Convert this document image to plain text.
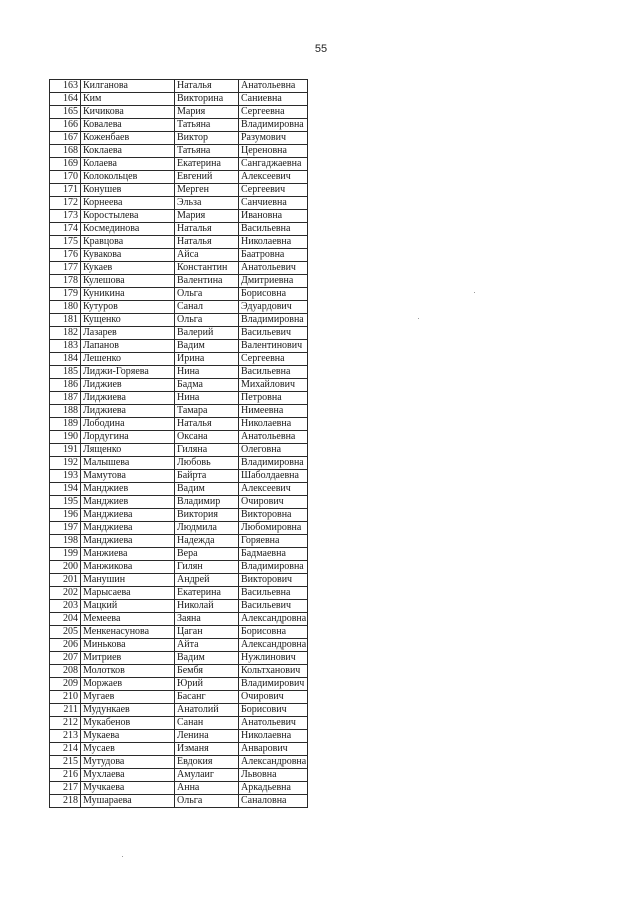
55
163	Килганова	Наталья	Анатольевна
164	Ким	Викторина	Саниевна
165	Кичикова	Мария	Сергеевна
166	Ковалева	Татьяна	Владимировна
167	Коженбаев	Виктор	Разумович
168	Коклаева	Татьяна	Цереновна
169	Колаева	Екатерина	Сангаджаевна
170	Колокольцев	Евгений	Алексеевич
171	Конушев	Мерген	Сергеевич
172	Корнеева	Эльза	Санчиевна
173	Коростылева	Мария	Ивановна
174	Космединова	Наталья	Васильевна
175	Кравцова	Наталья	Николаевна
176	Кувакова	Айса	Баатровна
177	Кукаев	Константин	Анатольевич
178	Кулешова	Валентина	Дмитриевна
179	Куникина	Ольга	Борисовна
180	Кутуров	Санал	Эдуардович
181	Кущенко	Ольга	Владимировна
182	Лазарев	Валерий	Васильевич
183	Лапанов	Вадим	Валентинович
184	Лешенко	Ирина	Сергеевна
185	Лиджи-Горяева	Нина	Васильевна
186	Лиджиев	Бадма	Михайлович
187	Лиджиева	Нина	Петровна
188	Лиджиева	Тамара	Нимеевна
189	Лободина	Наталья	Николаевна
190	Лордугина	Оксана	Анатольевна
191	Лященко	Гиляна	Олеговна
192	Малышева	Любовь	Владимировна
193	Мамутова	Байрта	Шаболдаевна
194	Манджиев	Вадим	Алексеевич
195	Манджиев	Владимир	Очирович
196	Манджиева	Виктория	Викторовна
197	Манджиева	Людмила	Любомировна
198	Манджиева	Надежда	Горяевна
199	Манжиева	Вера	Бадмаевна
200	Манжикова	Гилян	Владимировна
201	Манушин	Андрей	Викторович
202	Марысаева	Екатерина	Васильевна
203	Мацкий	Николай	Васильевич
204	Мемеева	Заяна	Александровна
205	Менкенасунова	Цаган	Борисовна
206	Минькова	Айта	Александровна
207	Митриев	Вадим	Нужлинович
208	Молотков	Бембя	Кольтханович
209	Моржаев	Юрий	Владимирович
210	Мугаев	Басанг	Очирович
211	Мудункаев	Анатолий	Борисович
212	Мукабенов	Санан	Анатольевич
213	Мукаева	Ленина	Николаевна
214	Мусаев	Изманя	Анварович
215	Мутудова	Евдокия	Александровна
216	Мухлаева	Амулаиг	Львовна
217	Мучкаева	Анна	Аркадьевна
218	Мушараева	Ольга	Саналовна
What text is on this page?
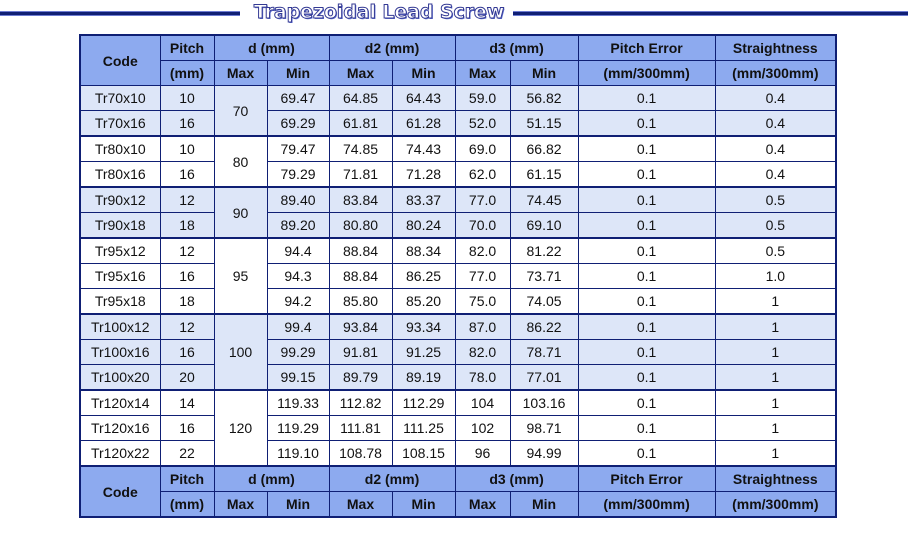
Trapezoidal Lead Screw
Code	Pitch	d (mm)		d2 (mm)		d3 (mm)		Pitch Error	Straightness
	(mm)	Max	Min	Max	Min	Max	Min	(mm/300mm)	(mm/300mm)
Tr70x10	10	70	69.47	64.85	64.43	59.0	56.82	0.1	0.4
Tr70x16	16		69.29	61.81	61.28	52.0	51.15	0.1	0.4
Tr80x10	10	80	79.47	74.85	74.43	69.0	66.82	0.1	0.4
Tr80x16	16		79.29	71.81	71.28	62.0	61.15	0.1	0.4
Tr90x12	12	90	89.40	83.84	83.37	77.0	74.45	0.1	0.5
Tr90x18	18		89.20	80.80	80.24	70.0	69.10	0.1	0.5
Tr95x12	12	95	94.4	88.84	88.34	82.0	81.22	0.1	0.5
Tr95x16	16		94.3	88.84	86.25	77.0	73.71	0.1	1.0
Tr95x18	18		94.2	85.80	85.20	75.0	74.05	0.1	1
Tr100x12	12	100	99.4	93.84	93.34	87.0	86.22	0.1	1
Tr100x16	16		99.29	91.81	91.25	82.0	78.71	0.1	1
Tr100x20	20		99.15	89.79	89.19	78.0	77.01	0.1	1
Tr120x14	14	120	119.33	112.82	112.29	104	103.16	0.1	1
Tr120x16	16		119.29	111.81	111.25	102	98.71	0.1	1
Tr120x22	22		119.10	108.78	108.15	96	94.99	0.1	1
Code	Pitch	d (mm)		d2 (mm)		d3 (mm)		Pitch Error	Straightness
	(mm)	Max	Min	Max	Min	Max	Min	(mm/300mm)	(mm/300mm)
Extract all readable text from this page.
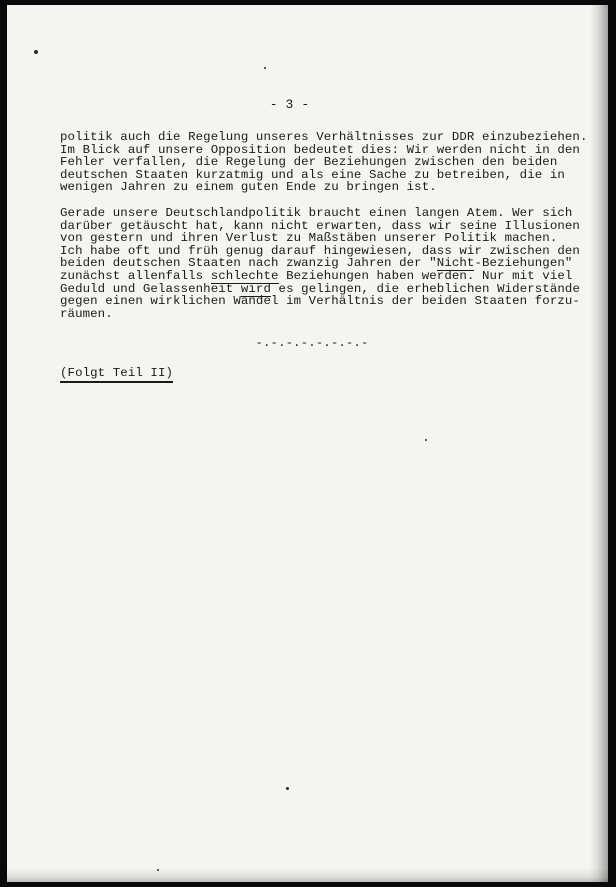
- 3 -
politik auch die Regelung unseres Verhältnisses zur DDR einzubeziehen.
Im Blick auf unsere Opposition bedeutet dies: Wir werden nicht in den
Fehler verfallen, die Regelung der Beziehungen zwischen den beiden
deutschen Staaten kurzatmig und als eine Sache zu betreiben, die in
wenigen Jahren zu einem guten Ende zu bringen ist.
Gerade unsere Deutschlandpolitik braucht einen langen Atem. Wer sich
darüber getäuscht hat, kann nicht erwarten, dass wir seine Illusionen
von gestern und ihren Verlust zu Maßstäben unserer Politik machen.
Ich habe oft und früh genug darauf hingewiesen, dass wir zwischen den
beiden deutschen Staaten nach zwanzig Jahren der "Nicht-Beziehungen"
zunächst allenfalls schlechte Beziehungen haben werden. Nur mit viel
Geduld und Gelassenheit wird es gelingen, die erheblichen Widerstände
gegen einen wirklichen Wandel im Verhältnis der beiden Staaten forzu-
räumen.
-.-.-.-.-.-.-.-
(Folgt Teil II)
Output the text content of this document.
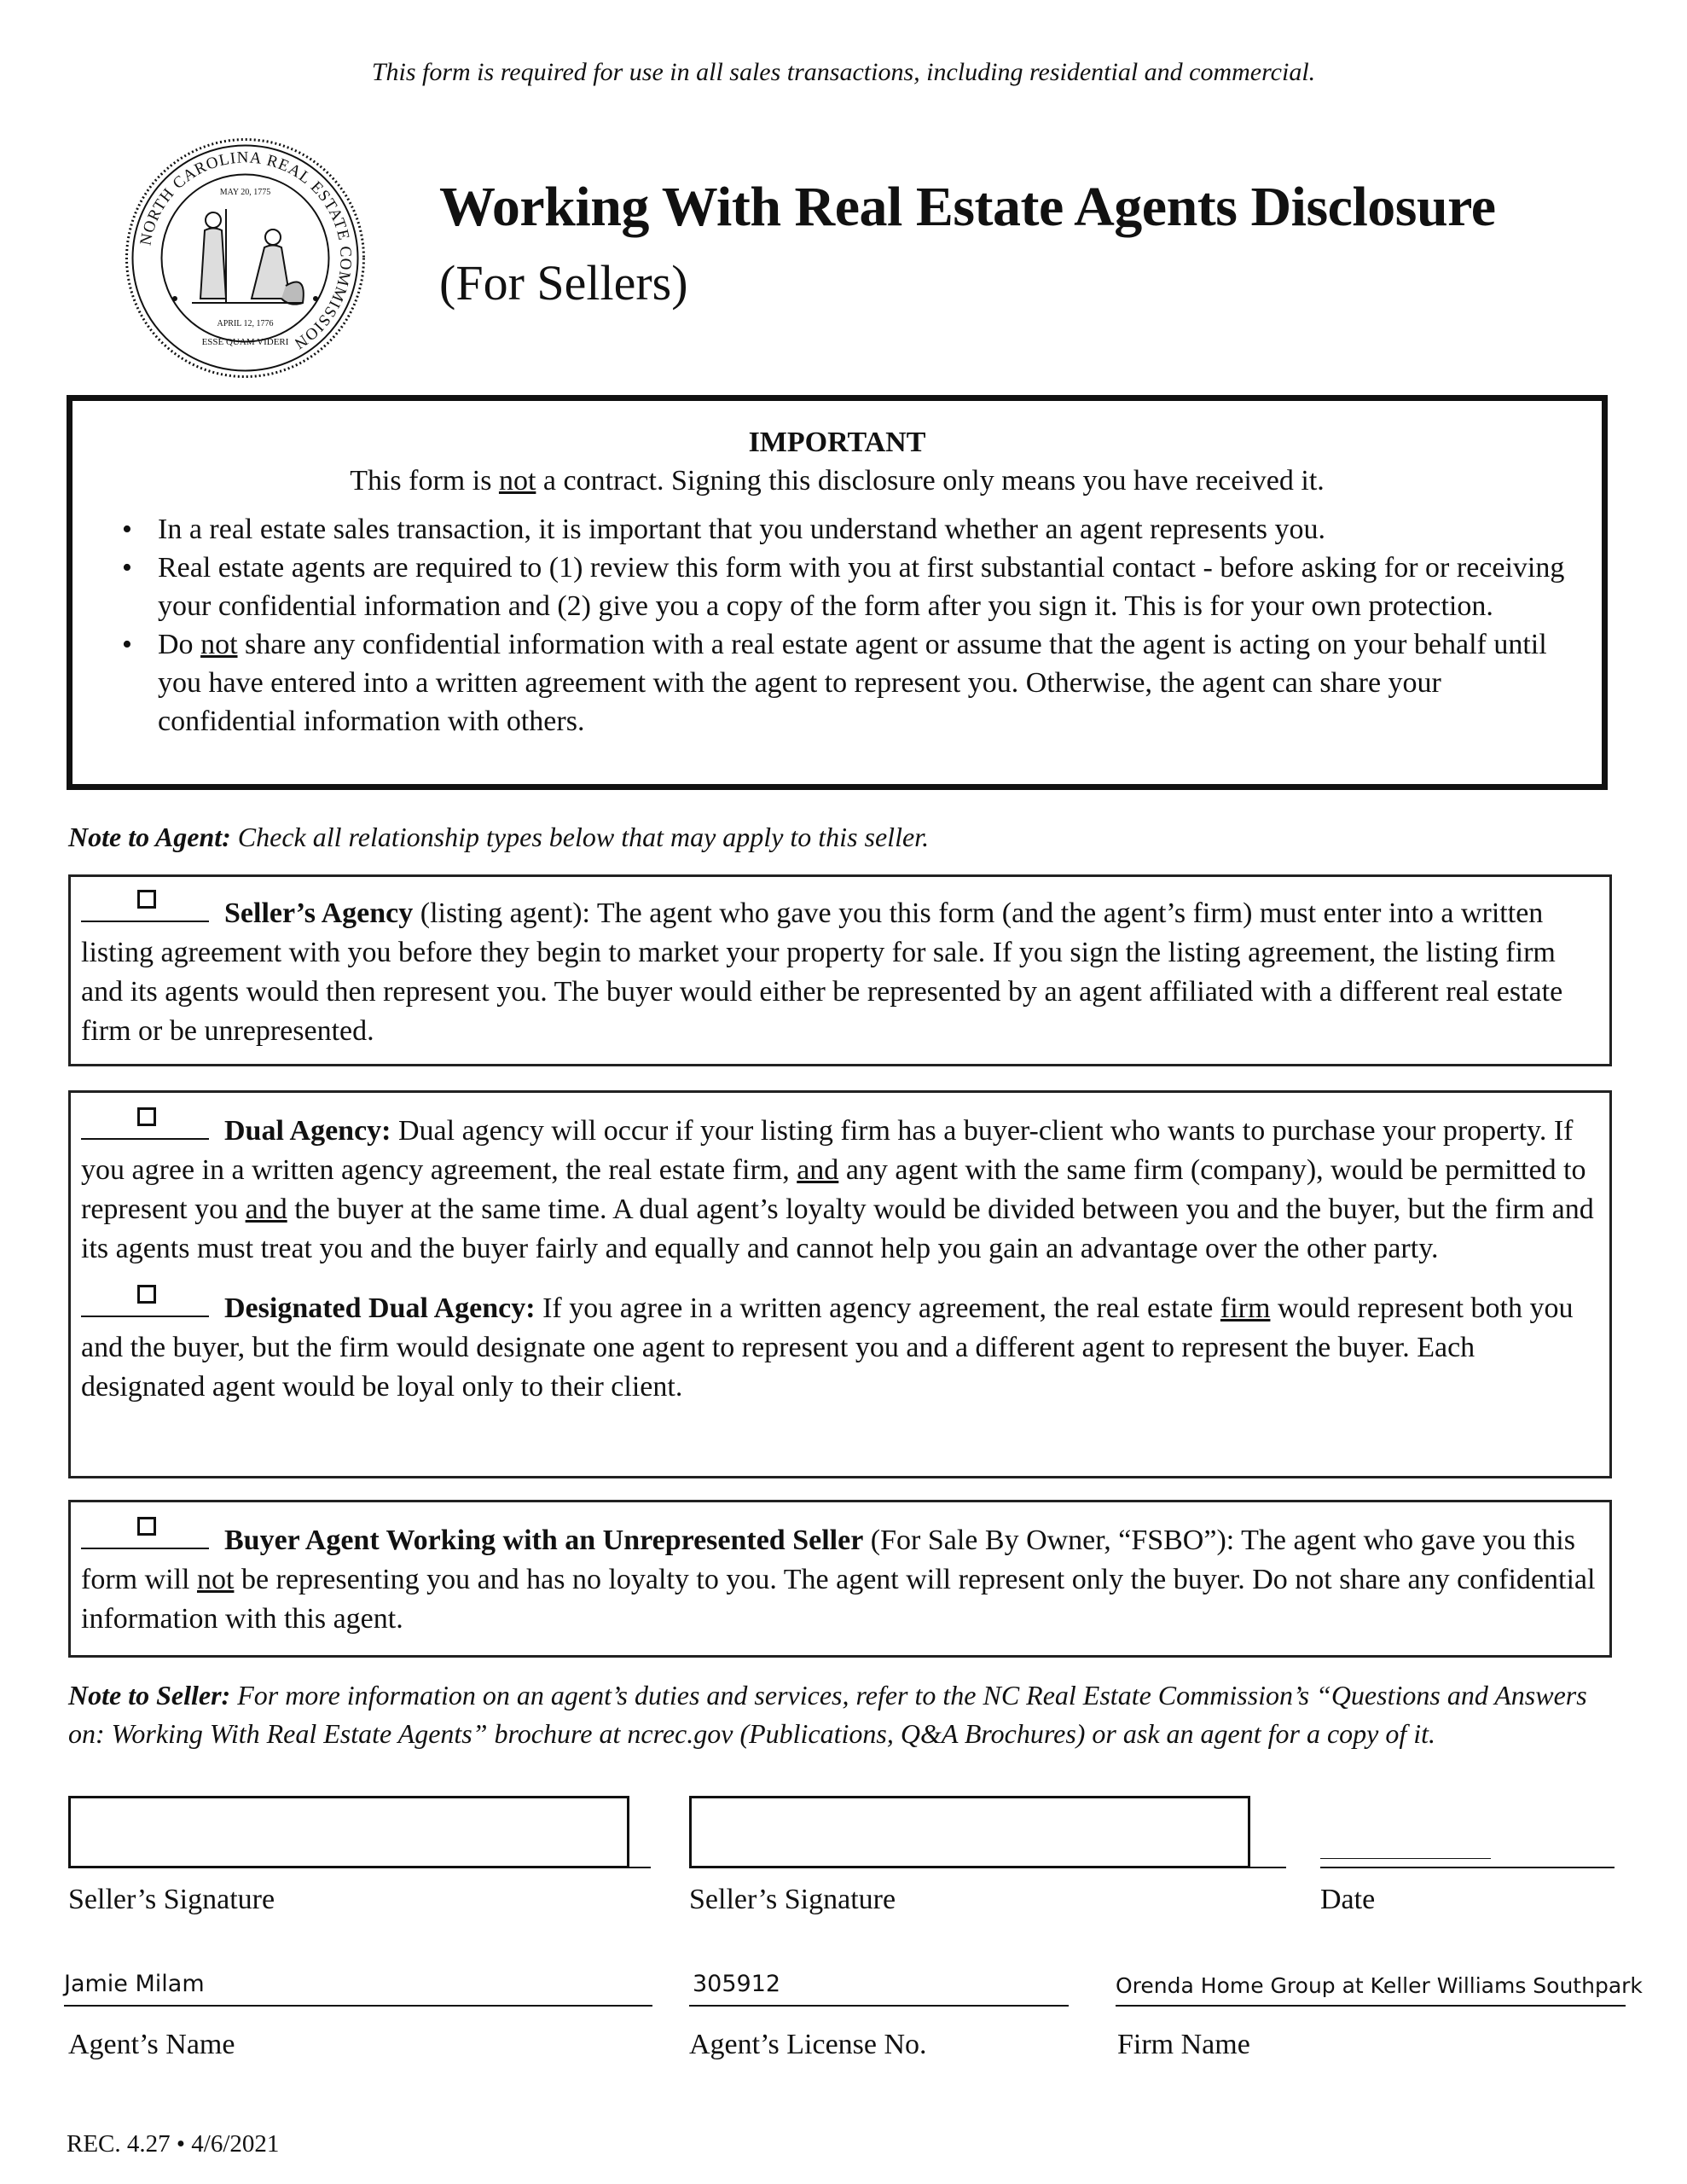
This form is required for use in all sales transactions, including residential and commercial.
NORTH CAROLINA REAL ESTATE COMMISSION
MAY 20, 1775
APRIL 12, 1776
ESSE QUAM VIDERI
Working With Real Estate Agents Disclosure
(For Sellers)
IMPORTANT
This form is not a contract. Signing this disclosure only means you have received it.
• In a real estate sales transaction, it is important that you understand whether an agent represents you.
• Real estate agents are required to (1) review this form with you at first substantial contact - before asking for or receiving your confidential information and (2) give you a copy of the form after you sign it. This is for your own protection.
• Do not share any confidential information with a real estate agent or assume that the agent is acting on your behalf until you have entered into a written agreement with the agent to represent you. Otherwise, the agent can share your confidential information with others.
Note to Agent: Check all relationship types below that may apply to this seller.

Seller’s Agency (listing agent): The agent who gave you this form (and the agent’s firm) must enter into a written listing agreement with you before they begin to market your property for sale. If you sign the listing agreement, the listing firm and its agents would then represent you. The buyer would either be represented by an agent affiliated with a different real estate firm or be unrepresented.

Dual Agency: Dual agency will occur if your listing firm has a buyer-client who wants to purchase your property. If you agree in a written agency agreement, the real estate firm, and any agent with the same firm (company), would be permitted to represent you and the buyer at the same time. A dual agent’s loyalty would be divided between you and the buyer, but the firm and its agents must treat you and the buyer fairly and equally and cannot help you gain an advantage over the other party.

Designated Dual Agency: If you agree in a written agency agreement, the real estate firm would represent both you and the buyer, but the firm would designate one agent to represent you and a different agent to represent the buyer. Each designated agent would be loyal only to their client.

Buyer Agent Working with an Unrepresented Seller (For Sale By Owner, “FSBO”): The agent who gave you this form will not be representing you and has no loyalty to you. The agent will represent only the buyer. Do not share any confidential information with this agent.

Note to Seller: For more information on an agent’s duties and services, refer to the NC Real Estate Commission’s “Questions and Answers on: Working With Real Estate Agents” brochure at ncrec.gov (Publications, Q&A Brochures) or ask an agent for a copy of it.
Seller’s Signature	Seller’s Signature	Date
Jamie Milam
Agent’s Name
305912
Agent’s License No.
Orenda Home Group at Keller Williams Southpark
Firm Name
REC. 4.27 • 4/6/2021
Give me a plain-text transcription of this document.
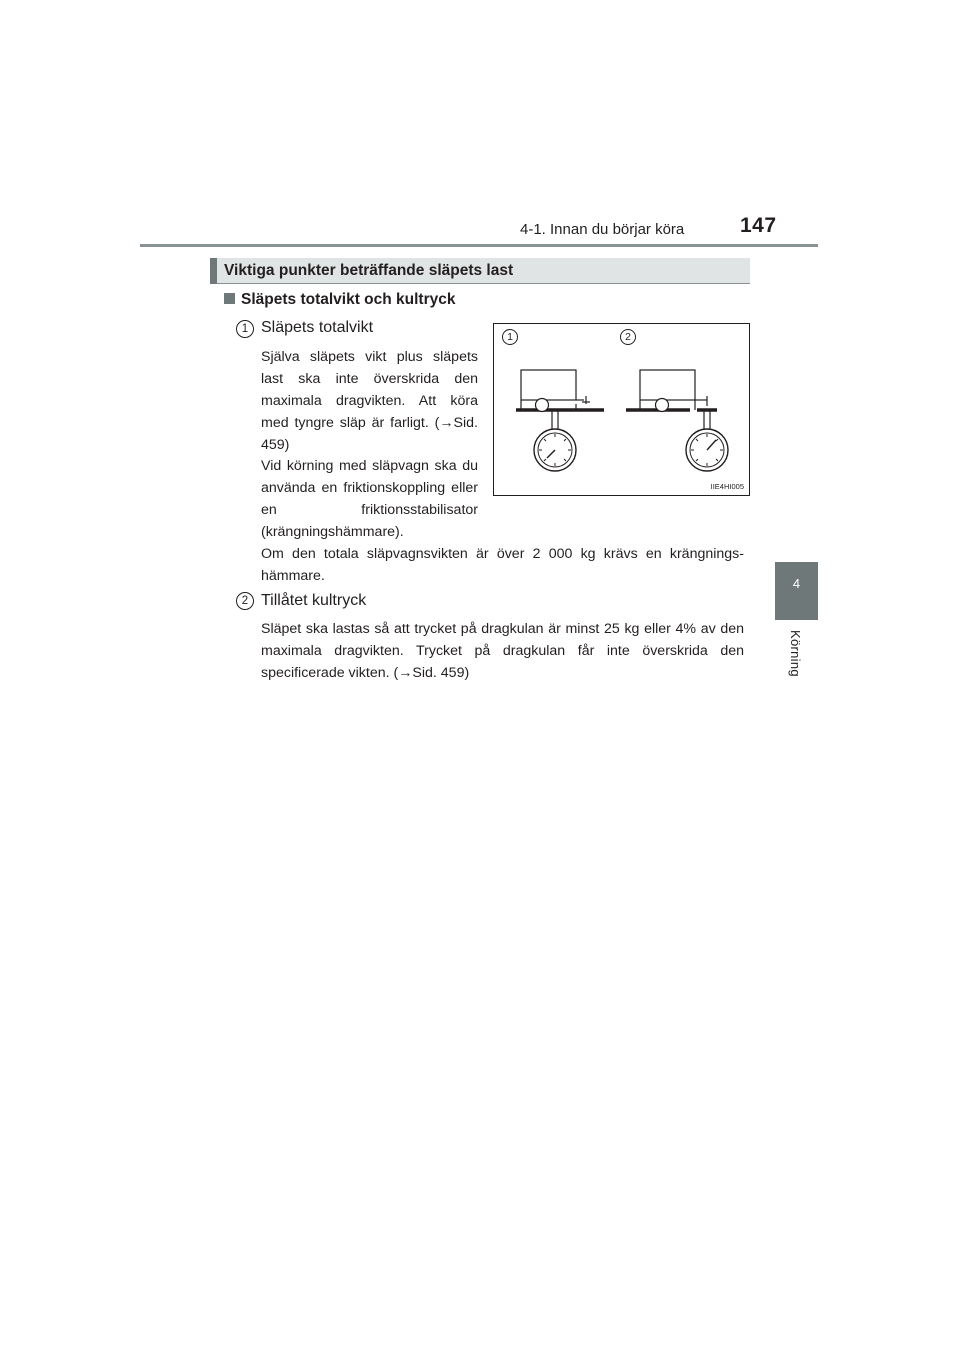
4-1. Innan du börjar köra	147
4
Körning
Viktiga punkter beträffande släpets last
Släpets totalvikt och kultryck
1 Släpets totalvikt

Själva släpets vikt plus släpets last ska inte överskrida den maximala dragvikten. Att köra med tyngre släp är farligt. (→Sid. 459)

Vid körning med släpvagn ska du använda en friktionskoppling eller en friktionsstabilisator (krängningshämmare).

Om den totala släpvagnsvikten är över 2 000 kg krävs en krängnings-hämmare.

2 Tillåtet kultryck

Släpet ska lastas så att trycket på dragkulan är minst 25 kg eller 4% av den maximala dragvikten. Trycket på dragkulan får inte överskrida den specificerade vikten. (→Sid. 459)

1	2
IIE4HI005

▸ Task instructions
Write out, exactly as given, the line containing "Give me a plain-text" and every line after it through the end, with no pictures.

▸ Complete answer
Give me a plain-text transcription of this document.
4-1. Innan du börjar köra	147
4
Körning
Viktiga punkter beträffande släpets last
Släpets totalvikt och kultryck
1 Släpets totalvikt

Själva släpets vikt plus släpets last ska inte överskrida den maximala dragvikten. Att köra med tyngre släp är farligt. (→Sid. 459)

Vid körning med släpvagn ska du använda en friktionskoppling eller en friktionsstabilisator (krängningshämmare).

Om den totala släpvagnsvikten är över 2 000 kg krävs en krängnings-hämmare.

2 Tillåtet kultryck

Släpet ska lastas så att trycket på dragkulan är minst 25 kg eller 4% av den maximala dragvikten. Trycket på dragkulan får inte överskrida den specificerade vikten. (→Sid. 459)

1	2
IIE4HI005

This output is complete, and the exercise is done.